● **Short exercise**
Print the entire listing. Each line must match the original exactly.

● **Material for the task**
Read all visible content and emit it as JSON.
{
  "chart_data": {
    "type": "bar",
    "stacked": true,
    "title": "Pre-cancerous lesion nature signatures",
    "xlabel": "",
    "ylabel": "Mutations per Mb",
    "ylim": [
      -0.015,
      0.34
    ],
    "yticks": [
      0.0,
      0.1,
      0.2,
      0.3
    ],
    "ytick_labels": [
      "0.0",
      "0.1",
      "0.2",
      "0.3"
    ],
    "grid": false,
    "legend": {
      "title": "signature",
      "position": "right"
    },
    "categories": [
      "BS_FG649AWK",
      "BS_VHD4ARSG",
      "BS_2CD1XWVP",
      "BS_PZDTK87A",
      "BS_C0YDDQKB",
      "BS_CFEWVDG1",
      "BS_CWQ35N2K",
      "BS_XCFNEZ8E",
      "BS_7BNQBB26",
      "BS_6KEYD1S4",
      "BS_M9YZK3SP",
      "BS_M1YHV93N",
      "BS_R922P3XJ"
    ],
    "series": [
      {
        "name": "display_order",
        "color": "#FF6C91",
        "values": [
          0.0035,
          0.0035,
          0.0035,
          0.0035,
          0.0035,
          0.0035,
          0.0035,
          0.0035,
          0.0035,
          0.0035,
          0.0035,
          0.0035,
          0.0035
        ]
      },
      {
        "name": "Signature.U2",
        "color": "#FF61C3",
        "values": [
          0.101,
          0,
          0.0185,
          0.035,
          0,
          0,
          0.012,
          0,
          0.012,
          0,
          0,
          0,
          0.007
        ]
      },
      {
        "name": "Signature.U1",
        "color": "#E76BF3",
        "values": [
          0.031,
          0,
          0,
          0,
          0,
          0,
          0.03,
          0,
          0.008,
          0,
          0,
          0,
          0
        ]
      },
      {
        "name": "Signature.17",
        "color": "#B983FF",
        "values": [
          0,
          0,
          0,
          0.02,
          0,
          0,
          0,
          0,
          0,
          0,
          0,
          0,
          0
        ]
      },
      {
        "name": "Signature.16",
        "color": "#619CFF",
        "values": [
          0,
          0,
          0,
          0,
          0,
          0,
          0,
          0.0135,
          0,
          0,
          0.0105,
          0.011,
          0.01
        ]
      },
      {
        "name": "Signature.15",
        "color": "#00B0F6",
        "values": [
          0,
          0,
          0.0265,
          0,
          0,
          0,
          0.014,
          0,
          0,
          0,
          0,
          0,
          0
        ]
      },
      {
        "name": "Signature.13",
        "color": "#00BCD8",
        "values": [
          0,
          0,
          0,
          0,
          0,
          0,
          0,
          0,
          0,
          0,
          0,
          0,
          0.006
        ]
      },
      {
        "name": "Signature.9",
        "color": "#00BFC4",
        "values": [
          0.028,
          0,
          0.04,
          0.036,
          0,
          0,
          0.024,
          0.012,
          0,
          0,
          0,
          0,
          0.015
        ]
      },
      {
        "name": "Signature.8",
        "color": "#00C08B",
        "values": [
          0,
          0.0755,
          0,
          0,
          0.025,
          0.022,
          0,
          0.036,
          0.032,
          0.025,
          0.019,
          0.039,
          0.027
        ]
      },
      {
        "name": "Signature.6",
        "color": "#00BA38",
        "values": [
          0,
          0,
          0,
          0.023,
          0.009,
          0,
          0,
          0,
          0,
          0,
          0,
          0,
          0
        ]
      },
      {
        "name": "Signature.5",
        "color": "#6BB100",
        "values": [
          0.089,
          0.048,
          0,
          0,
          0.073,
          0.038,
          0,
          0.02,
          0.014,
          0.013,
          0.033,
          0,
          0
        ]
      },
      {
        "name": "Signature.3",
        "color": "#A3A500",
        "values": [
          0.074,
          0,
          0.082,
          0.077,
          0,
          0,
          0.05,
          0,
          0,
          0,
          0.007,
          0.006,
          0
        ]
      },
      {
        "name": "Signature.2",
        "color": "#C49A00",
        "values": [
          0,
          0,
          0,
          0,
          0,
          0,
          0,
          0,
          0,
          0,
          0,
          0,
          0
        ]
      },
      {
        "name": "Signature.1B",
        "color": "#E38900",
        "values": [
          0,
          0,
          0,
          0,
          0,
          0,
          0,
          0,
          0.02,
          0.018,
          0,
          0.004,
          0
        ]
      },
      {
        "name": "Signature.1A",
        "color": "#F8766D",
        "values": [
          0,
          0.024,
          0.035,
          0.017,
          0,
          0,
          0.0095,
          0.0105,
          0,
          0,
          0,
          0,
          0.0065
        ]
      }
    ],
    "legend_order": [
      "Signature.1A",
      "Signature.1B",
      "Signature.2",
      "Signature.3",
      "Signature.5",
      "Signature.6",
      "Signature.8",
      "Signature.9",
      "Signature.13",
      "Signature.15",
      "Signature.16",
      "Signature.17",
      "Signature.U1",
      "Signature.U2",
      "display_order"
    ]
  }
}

● **Problem solution**
Read all visible content and emit it as JSON.
{
  "chart_data": {
    "type": "bar",
    "stacked": true,
    "title": "Pre-cancerous lesion nature signatures",
    "xlabel": "",
    "ylabel": "Mutations per Mb",
    "ylim": [
      -0.015,
      0.34
    ],
    "yticks": [
      0.0,
      0.1,
      0.2,
      0.3
    ],
    "ytick_labels": [
      "0.0",
      "0.1",
      "0.2",
      "0.3"
    ],
    "grid": false,
    "legend": {
      "title": "signature",
      "position": "right"
    },
    "categories": [
      "BS_FG649AWK",
      "BS_VHD4ARSG",
      "BS_2CD1XWVP",
      "BS_PZDTK87A",
      "BS_C0YDDQKB",
      "BS_CFEWVDG1",
      "BS_CWQ35N2K",
      "BS_XCFNEZ8E",
      "BS_7BNQBB26",
      "BS_6KEYD1S4",
      "BS_M9YZK3SP",
      "BS_M1YHV93N",
      "BS_R922P3XJ"
    ],
    "series": [
      {
        "name": "display_order",
        "color": "#FF6C91",
        "values": [
          0.0035,
          0.0035,
          0.0035,
          0.0035,
          0.0035,
          0.0035,
          0.0035,
          0.0035,
          0.0035,
          0.0035,
          0.0035,
          0.0035,
          0.0035
        ]
      },
      {
        "name": "Signature.U2",
        "color": "#FF61C3",
        "values": [
          0.101,
          0,
          0.0185,
          0.035,
          0,
          0,
          0.012,
          0,
          0.012,
          0,
          0,
          0,
          0.007
        ]
      },
      {
        "name": "Signature.U1",
        "color": "#E76BF3",
        "values": [
          0.031,
          0,
          0,
          0,
          0,
          0,
          0.03,
          0,
          0.008,
          0,
          0,
          0,
          0
        ]
      },
      {
        "name": "Signature.17",
        "color": "#B983FF",
        "values": [
          0,
          0,
          0,
          0.02,
          0,
          0,
          0,
          0,
          0,
          0,
          0,
          0,
          0
        ]
      },
      {
        "name": "Signature.16",
        "color": "#619CFF",
        "values": [
          0,
          0,
          0,
          0,
          0,
          0,
          0,
          0.0135,
          0,
          0,
          0.0105,
          0.011,
          0.01
        ]
      },
      {
        "name": "Signature.15",
        "color": "#00B0F6",
        "values": [
          0,
          0,
          0.0265,
          0,
          0,
          0,
          0.014,
          0,
          0,
          0,
          0,
          0,
          0
        ]
      },
      {
        "name": "Signature.13",
        "color": "#00BCD8",
        "values": [
          0,
          0,
          0,
          0,
          0,
          0,
          0,
          0,
          0,
          0,
          0,
          0,
          0.006
        ]
      },
      {
        "name": "Signature.9",
        "color": "#00BFC4",
        "values": [
          0.028,
          0,
          0.04,
          0.036,
          0,
          0,
          0.024,
          0.012,
          0,
          0,
          0,
          0,
          0.015
        ]
      },
      {
        "name": "Signature.8",
        "color": "#00C08B",
        "values": [
          0,
          0.0755,
          0,
          0,
          0.025,
          0.022,
          0,
          0.036,
          0.032,
          0.025,
          0.019,
          0.039,
          0.027
        ]
      },
      {
        "name": "Signature.6",
        "color": "#00BA38",
        "values": [
          0,
          0,
          0,
          0.023,
          0.009,
          0,
          0,
          0,
          0,
          0,
          0,
          0,
          0
        ]
      },
      {
        "name": "Signature.5",
        "color": "#6BB100",
        "values": [
          0.089,
          0.048,
          0,
          0,
          0.073,
          0.038,
          0,
          0.02,
          0.014,
          0.013,
          0.033,
          0,
          0
        ]
      },
      {
        "name": "Signature.3",
        "color": "#A3A500",
        "values": [
          0.074,
          0,
          0.082,
          0.077,
          0,
          0,
          0.05,
          0,
          0,
          0,
          0.007,
          0.006,
          0
        ]
      },
      {
        "name": "Signature.2",
        "color": "#C49A00",
        "values": [
          0,
          0,
          0,
          0,
          0,
          0,
          0,
          0,
          0,
          0,
          0,
          0,
          0
        ]
      },
      {
        "name": "Signature.1B",
        "color": "#E38900",
        "values": [
          0,
          0,
          0,
          0,
          0,
          0,
          0,
          0,
          0.02,
          0.018,
          0,
          0.004,
          0
        ]
      },
      {
        "name": "Signature.1A",
        "color": "#F8766D",
        "values": [
          0,
          0.024,
          0.035,
          0.017,
          0,
          0,
          0.0095,
          0.0105,
          0,
          0,
          0,
          0,
          0.0065
        ]
      }
    ],
    "legend_order": [
      "Signature.1A",
      "Signature.1B",
      "Signature.2",
      "Signature.3",
      "Signature.5",
      "Signature.6",
      "Signature.8",
      "Signature.9",
      "Signature.13",
      "Signature.15",
      "Signature.16",
      "Signature.17",
      "Signature.U1",
      "Signature.U2",
      "display_order"
    ]
  }
}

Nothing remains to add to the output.